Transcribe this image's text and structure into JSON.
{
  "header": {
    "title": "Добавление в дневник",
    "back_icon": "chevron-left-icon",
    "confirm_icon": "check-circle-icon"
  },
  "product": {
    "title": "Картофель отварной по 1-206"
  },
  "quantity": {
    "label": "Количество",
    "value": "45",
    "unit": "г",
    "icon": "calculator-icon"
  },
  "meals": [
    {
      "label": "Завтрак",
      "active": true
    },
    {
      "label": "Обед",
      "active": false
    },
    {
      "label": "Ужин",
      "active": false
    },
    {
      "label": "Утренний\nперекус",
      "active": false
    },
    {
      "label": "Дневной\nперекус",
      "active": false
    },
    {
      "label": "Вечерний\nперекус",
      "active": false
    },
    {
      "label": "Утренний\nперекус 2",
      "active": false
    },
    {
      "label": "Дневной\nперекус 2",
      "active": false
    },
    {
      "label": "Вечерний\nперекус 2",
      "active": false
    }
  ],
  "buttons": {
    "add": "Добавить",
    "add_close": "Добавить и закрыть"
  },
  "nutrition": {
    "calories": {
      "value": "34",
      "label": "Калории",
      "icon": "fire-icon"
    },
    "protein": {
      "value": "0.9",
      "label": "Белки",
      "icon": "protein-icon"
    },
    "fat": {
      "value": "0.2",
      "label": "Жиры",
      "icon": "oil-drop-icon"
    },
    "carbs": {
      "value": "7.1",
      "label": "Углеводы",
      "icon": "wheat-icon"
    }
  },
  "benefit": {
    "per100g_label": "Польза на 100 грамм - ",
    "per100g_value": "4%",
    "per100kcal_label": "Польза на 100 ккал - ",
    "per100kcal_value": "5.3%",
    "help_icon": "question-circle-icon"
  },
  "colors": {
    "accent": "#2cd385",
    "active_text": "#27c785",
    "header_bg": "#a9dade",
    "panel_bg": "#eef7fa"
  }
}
================================
■ Your assignment ■
Nothing but a number should be given for this: how many lines in the entries above contain "nперекус"?

■ Worked solution ■
6